→ **Exercise instructions**
Gather the lines below that include the string "logo", copying each in full.

----- Data provided

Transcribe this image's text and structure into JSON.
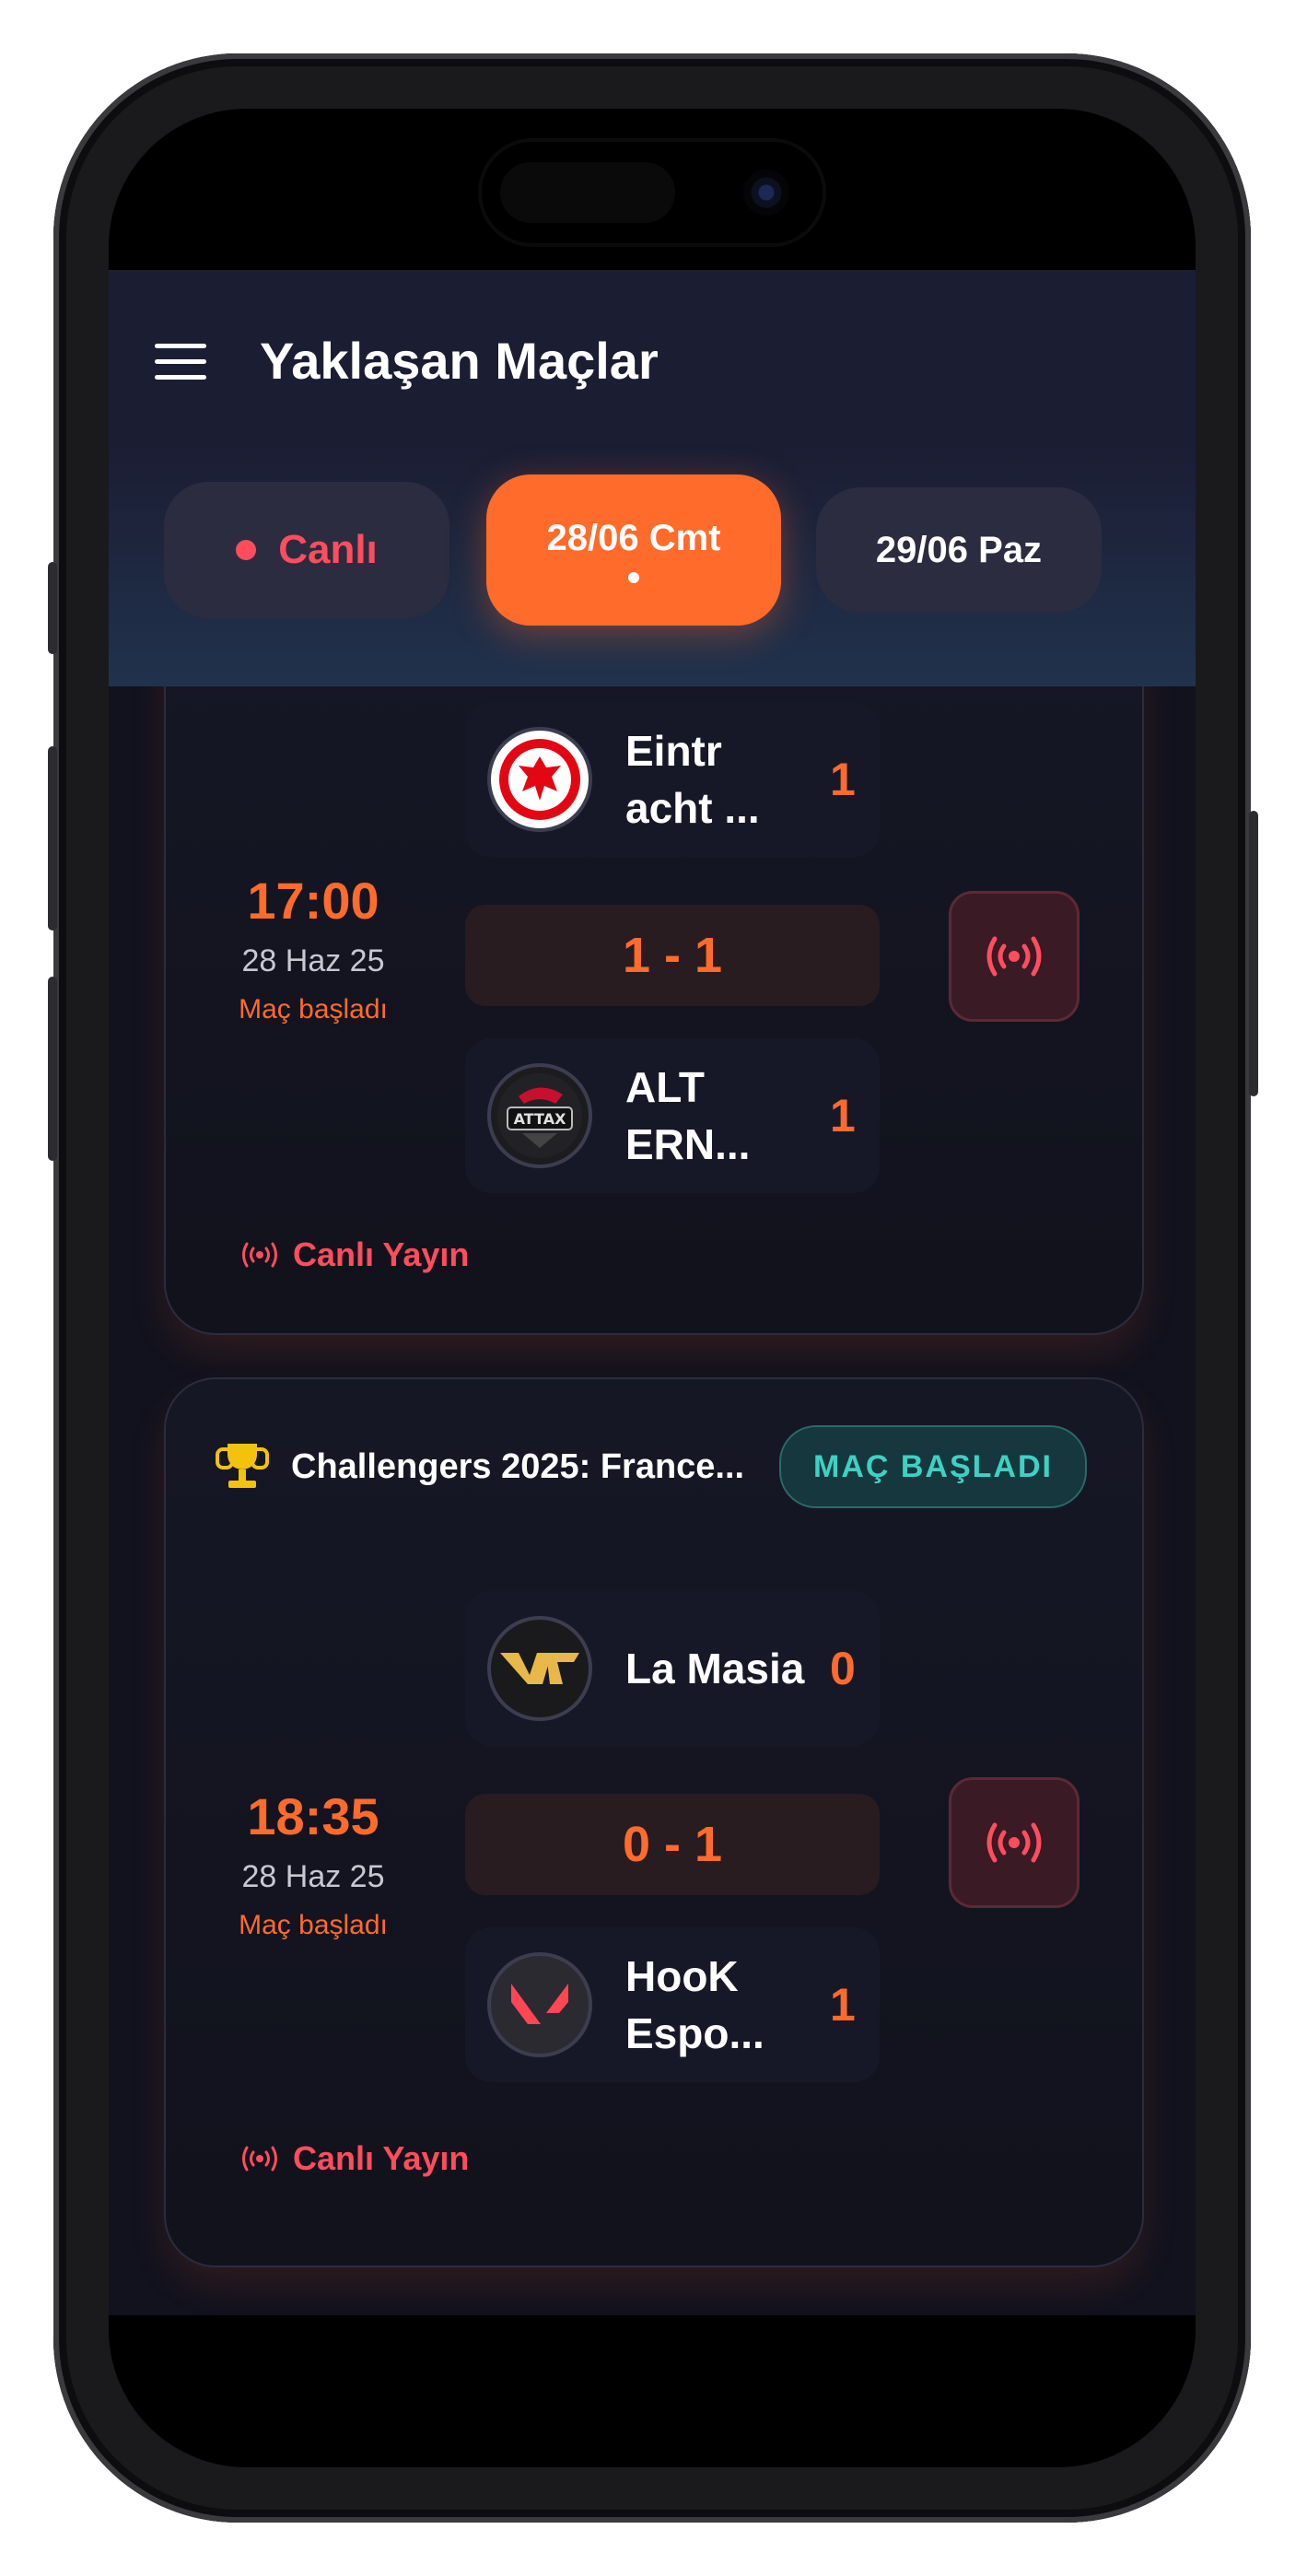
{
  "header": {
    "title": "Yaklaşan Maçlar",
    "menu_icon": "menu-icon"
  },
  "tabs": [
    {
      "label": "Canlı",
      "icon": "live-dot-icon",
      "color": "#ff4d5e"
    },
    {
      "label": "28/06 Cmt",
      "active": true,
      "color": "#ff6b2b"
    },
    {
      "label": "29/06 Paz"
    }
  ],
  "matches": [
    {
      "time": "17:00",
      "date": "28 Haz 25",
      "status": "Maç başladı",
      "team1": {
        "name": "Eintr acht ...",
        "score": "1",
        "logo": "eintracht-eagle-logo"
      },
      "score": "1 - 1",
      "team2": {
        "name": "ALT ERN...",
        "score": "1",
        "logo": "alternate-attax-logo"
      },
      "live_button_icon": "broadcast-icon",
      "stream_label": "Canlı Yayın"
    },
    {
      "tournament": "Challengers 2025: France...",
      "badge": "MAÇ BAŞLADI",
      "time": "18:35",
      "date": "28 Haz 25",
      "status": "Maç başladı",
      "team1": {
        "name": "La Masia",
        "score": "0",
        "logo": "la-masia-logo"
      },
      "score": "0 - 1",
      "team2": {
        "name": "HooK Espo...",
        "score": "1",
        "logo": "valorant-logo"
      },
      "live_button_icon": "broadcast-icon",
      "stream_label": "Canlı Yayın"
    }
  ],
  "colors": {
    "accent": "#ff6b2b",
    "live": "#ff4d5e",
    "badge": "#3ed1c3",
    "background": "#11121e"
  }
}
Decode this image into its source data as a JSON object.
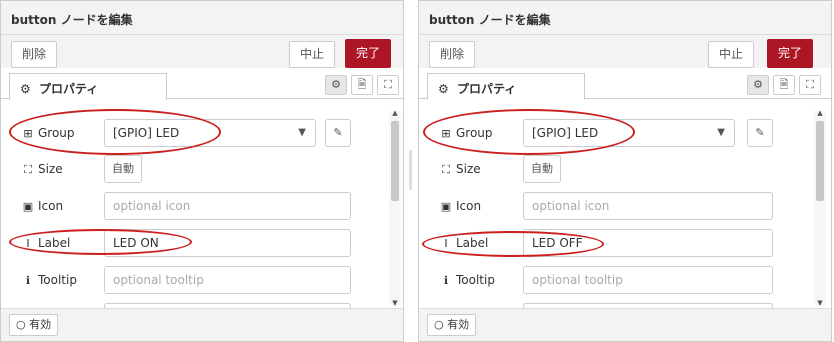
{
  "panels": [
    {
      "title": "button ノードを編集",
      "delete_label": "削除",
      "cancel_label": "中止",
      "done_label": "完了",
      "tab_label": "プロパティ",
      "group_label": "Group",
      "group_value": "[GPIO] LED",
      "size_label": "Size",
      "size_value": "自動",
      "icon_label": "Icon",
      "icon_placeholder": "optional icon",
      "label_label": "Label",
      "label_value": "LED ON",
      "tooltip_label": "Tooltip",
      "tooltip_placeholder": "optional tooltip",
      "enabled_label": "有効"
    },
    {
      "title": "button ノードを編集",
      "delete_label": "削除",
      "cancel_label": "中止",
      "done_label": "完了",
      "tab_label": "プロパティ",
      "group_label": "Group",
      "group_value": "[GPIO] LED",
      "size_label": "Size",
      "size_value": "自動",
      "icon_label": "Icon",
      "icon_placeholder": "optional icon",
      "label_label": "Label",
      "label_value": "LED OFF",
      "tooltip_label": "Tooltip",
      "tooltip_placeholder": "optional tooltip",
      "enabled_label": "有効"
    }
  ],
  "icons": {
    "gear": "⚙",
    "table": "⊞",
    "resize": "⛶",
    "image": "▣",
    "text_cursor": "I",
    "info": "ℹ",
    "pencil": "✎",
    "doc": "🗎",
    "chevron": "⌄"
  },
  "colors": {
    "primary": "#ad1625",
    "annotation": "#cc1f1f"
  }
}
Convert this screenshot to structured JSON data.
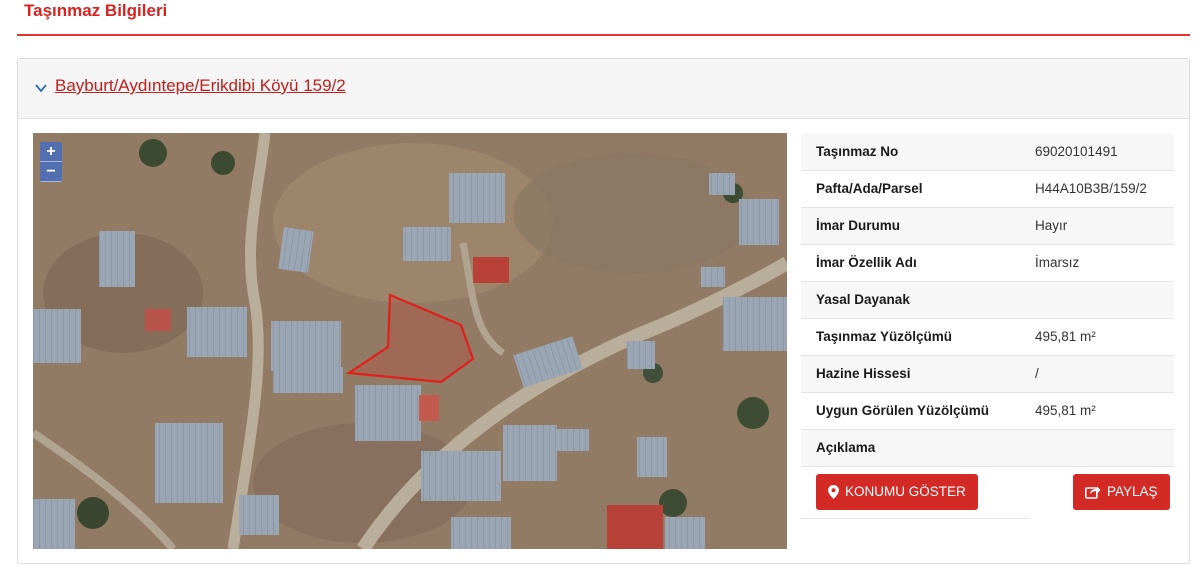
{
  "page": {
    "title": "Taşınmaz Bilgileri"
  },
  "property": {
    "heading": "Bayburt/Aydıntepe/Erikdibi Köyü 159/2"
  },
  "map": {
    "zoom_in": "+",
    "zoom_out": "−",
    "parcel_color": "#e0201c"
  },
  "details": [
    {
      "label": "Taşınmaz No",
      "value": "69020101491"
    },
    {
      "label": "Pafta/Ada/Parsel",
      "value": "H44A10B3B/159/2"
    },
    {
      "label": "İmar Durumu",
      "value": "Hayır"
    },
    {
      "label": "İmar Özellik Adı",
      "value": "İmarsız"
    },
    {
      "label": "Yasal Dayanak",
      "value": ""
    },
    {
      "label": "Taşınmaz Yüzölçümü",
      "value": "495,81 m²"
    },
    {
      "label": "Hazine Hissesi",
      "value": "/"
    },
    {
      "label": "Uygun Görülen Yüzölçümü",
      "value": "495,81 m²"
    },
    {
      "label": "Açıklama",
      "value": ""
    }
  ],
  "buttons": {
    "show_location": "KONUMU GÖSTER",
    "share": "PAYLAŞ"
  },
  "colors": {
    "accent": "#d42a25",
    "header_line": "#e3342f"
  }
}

----------

→ **Solution to this exercise**
        "logo": "eintracht-eagle-logo"
        "logo": "alternate-attax-logo"
        "logo": "la-masia-logo"
        "logo": "valorant-logo"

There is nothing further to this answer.